* Records that describe figures
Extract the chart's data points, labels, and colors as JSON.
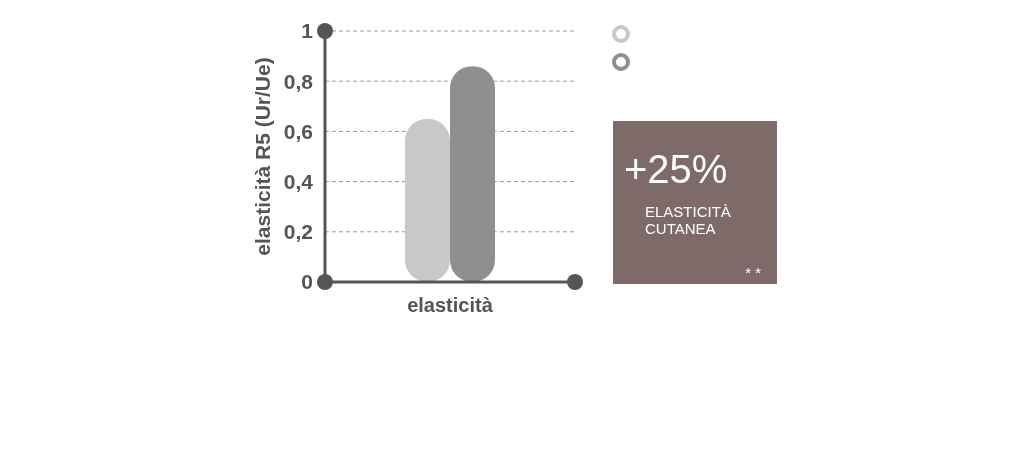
{
  "chart_data": [
    {
      "type": "bar",
      "ylabel": "elasticità R5 (Ur/Ue)",
      "categories": [
        "elasticità"
      ],
      "series": [
        {
          "color": "#c8c8c8",
          "values": [
            0.65
          ]
        },
        {
          "color": "#8f8f8f",
          "values": [
            0.86
          ]
        }
      ],
      "ylim": [
        0,
        1
      ],
      "yticks": [
        0,
        {
          "value": 0.2,
          "label": "0,2"
        },
        {
          "value": 0.4,
          "label": "0,4"
        },
        {
          "value": 0.6,
          "label": "0,6"
        },
        {
          "value": 0.8,
          "label": "0,8"
        },
        1
      ],
      "grid": "y"
    },
    {
      "type": "other",
      "annotations": [
        "+25%",
        "ELASTICITÀ CUTANEA",
        "**"
      ]
    }
  ]
}
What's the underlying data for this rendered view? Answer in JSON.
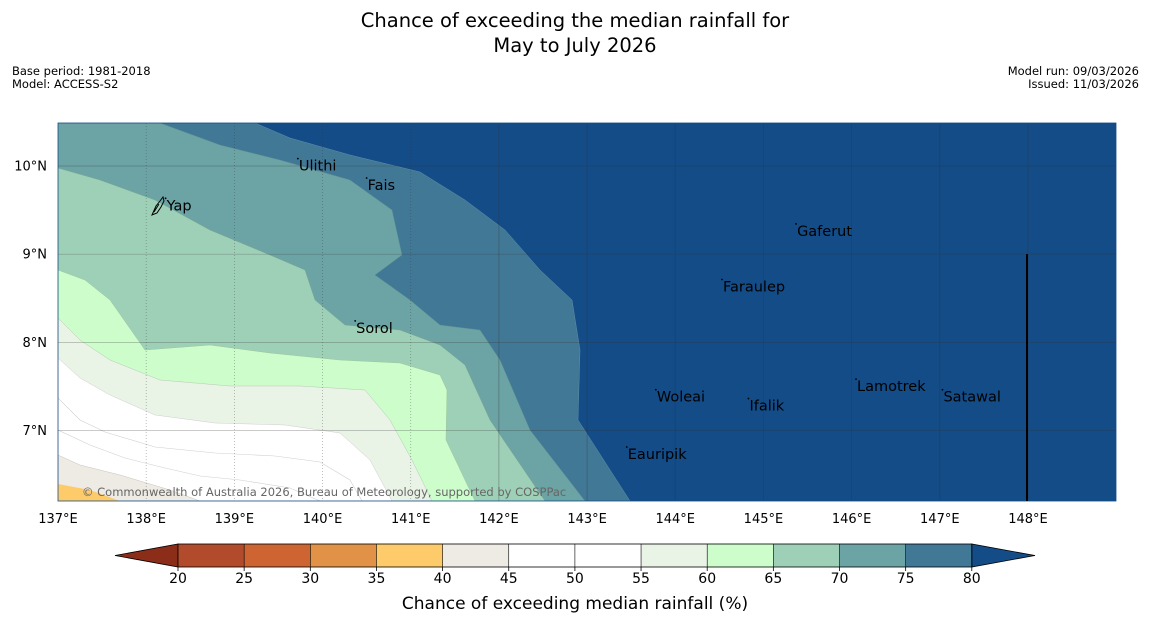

* EXERCISE
All of the data needs repeating exactly, but the pictures do not.

* RESULT
Extract the chart's data points, labels, and colors as JSON.
{
  "chart_data": [
    {
      "type": "bar",
      "ylabel": "elasticità R5 (Ur/Ue)",
      "categories": [
        "elasticità"
      ],
      "series": [
        {
          "color": "#c8c8c8",
          "values": [
            0.65
          ]
        },
        {
          "color": "#8f8f8f",
          "values": [
            0.86
          ]
        }
      ],
      "ylim": [
        0,
        1
      ],
      "yticks": [
        0,
        {
          "value": 0.2,
          "label": "0,2"
        },
        {
          "value": 0.4,
          "label": "0,4"
        },
        {
          "value": 0.6,
          "label": "0,6"
        },
        {
          "value": 0.8,
          "label": "0,8"
        },
        1
      ],
      "grid": "y"
    },
    {
      "type": "other",
      "annotations": [
        "+25%",
        "ELASTICITÀ CUTANEA",
        "**"
      ]
    }
  ]
}
What's the underlying data for this rendered view? Answer in JSON.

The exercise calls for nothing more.